Prompt
Every line below is to be quoted exactly, with nothing added or dropped.

Raw records
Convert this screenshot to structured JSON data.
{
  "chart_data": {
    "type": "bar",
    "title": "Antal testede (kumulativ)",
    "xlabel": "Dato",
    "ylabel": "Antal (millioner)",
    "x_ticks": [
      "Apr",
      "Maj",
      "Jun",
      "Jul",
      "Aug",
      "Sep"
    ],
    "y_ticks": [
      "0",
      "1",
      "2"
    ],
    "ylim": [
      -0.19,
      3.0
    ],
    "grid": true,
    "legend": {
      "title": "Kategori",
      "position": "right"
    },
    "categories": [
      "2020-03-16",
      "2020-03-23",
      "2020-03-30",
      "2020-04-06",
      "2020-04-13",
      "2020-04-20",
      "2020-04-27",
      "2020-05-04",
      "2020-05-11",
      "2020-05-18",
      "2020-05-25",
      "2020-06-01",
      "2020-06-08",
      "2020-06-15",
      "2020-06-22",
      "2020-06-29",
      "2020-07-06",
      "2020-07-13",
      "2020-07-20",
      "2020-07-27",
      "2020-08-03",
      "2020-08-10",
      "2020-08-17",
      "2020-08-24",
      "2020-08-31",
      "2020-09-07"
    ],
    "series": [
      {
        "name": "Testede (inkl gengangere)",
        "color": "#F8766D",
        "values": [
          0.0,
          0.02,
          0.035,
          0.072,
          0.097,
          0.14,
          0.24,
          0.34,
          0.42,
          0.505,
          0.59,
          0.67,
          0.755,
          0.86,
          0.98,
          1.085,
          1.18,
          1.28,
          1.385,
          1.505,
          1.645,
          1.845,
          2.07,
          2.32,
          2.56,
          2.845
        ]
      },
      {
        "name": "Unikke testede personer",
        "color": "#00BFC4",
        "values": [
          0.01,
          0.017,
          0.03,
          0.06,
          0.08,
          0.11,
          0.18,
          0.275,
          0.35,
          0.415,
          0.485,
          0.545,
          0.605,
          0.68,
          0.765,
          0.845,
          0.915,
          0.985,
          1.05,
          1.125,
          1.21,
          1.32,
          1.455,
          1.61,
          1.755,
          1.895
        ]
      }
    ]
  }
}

Full output
Convert this screenshot to structured JSON data.
{
  "chart_data": {
    "type": "bar",
    "title": "Antal testede (kumulativ)",
    "xlabel": "Dato",
    "ylabel": "Antal (millioner)",
    "x_ticks": [
      "Apr",
      "Maj",
      "Jun",
      "Jul",
      "Aug",
      "Sep"
    ],
    "y_ticks": [
      "0",
      "1",
      "2"
    ],
    "ylim": [
      -0.19,
      3.0
    ],
    "grid": true,
    "legend": {
      "title": "Kategori",
      "position": "right"
    },
    "categories": [
      "2020-03-16",
      "2020-03-23",
      "2020-03-30",
      "2020-04-06",
      "2020-04-13",
      "2020-04-20",
      "2020-04-27",
      "2020-05-04",
      "2020-05-11",
      "2020-05-18",
      "2020-05-25",
      "2020-06-01",
      "2020-06-08",
      "2020-06-15",
      "2020-06-22",
      "2020-06-29",
      "2020-07-06",
      "2020-07-13",
      "2020-07-20",
      "2020-07-27",
      "2020-08-03",
      "2020-08-10",
      "2020-08-17",
      "2020-08-24",
      "2020-08-31",
      "2020-09-07"
    ],
    "series": [
      {
        "name": "Testede (inkl gengangere)",
        "color": "#F8766D",
        "values": [
          0.0,
          0.02,
          0.035,
          0.072,
          0.097,
          0.14,
          0.24,
          0.34,
          0.42,
          0.505,
          0.59,
          0.67,
          0.755,
          0.86,
          0.98,
          1.085,
          1.18,
          1.28,
          1.385,
          1.505,
          1.645,
          1.845,
          2.07,
          2.32,
          2.56,
          2.845
        ]
      },
      {
        "name": "Unikke testede personer",
        "color": "#00BFC4",
        "values": [
          0.01,
          0.017,
          0.03,
          0.06,
          0.08,
          0.11,
          0.18,
          0.275,
          0.35,
          0.415,
          0.485,
          0.545,
          0.605,
          0.68,
          0.765,
          0.845,
          0.915,
          0.985,
          1.05,
          1.125,
          1.21,
          1.32,
          1.455,
          1.61,
          1.755,
          1.895
        ]
      }
    ]
  }
}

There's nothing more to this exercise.